• _Data excerpts_
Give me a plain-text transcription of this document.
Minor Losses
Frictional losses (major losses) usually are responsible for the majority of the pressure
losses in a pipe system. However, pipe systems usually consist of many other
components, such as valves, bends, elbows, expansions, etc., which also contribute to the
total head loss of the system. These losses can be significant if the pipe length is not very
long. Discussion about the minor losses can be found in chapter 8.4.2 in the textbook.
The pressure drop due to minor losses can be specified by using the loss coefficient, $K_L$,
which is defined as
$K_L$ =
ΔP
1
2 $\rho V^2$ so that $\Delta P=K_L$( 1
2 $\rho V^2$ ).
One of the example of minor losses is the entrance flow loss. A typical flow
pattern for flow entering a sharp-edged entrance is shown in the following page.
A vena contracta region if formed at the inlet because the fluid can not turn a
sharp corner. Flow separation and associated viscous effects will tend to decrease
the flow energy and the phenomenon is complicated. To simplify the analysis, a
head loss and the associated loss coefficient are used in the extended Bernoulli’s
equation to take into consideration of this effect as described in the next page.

• _To do_
Restate each of the entries above verbatim.

• _Solution below_
Give me a plain-text transcription of this document.
Minor Losses
Frictional losses (major losses) usually are responsible for the majority of the pressure
losses in a pipe system. However, pipe systems usually consist of many other
components, such as valves, bends, elbows, expansions, etc., which also contribute to the
total head loss of the system. These losses can be significant if the pipe length is not very
long. Discussion about the minor losses can be found in chapter 8.4.2 in the textbook.
The pressure drop due to minor losses can be specified by using the loss coefficient, $K_L$,
which is defined as
$K_L$ =
ΔP
1
2 $\rho V^2$ so that $\Delta P=K_L$( 1
2 $\rho V^2$ ).
One of the example of minor losses is the entrance flow loss. A typical flow
pattern for flow entering a sharp-edged entrance is shown in the following page.
A vena contracta region if formed at the inlet because the fluid can not turn a
sharp corner. Flow separation and associated viscous effects will tend to decrease
the flow energy and the phenomenon is complicated. To simplify the analysis, a
head loss and the associated loss coefficient are used in the extended Bernoulli’s
equation to take into consideration of this effect as described in the next page.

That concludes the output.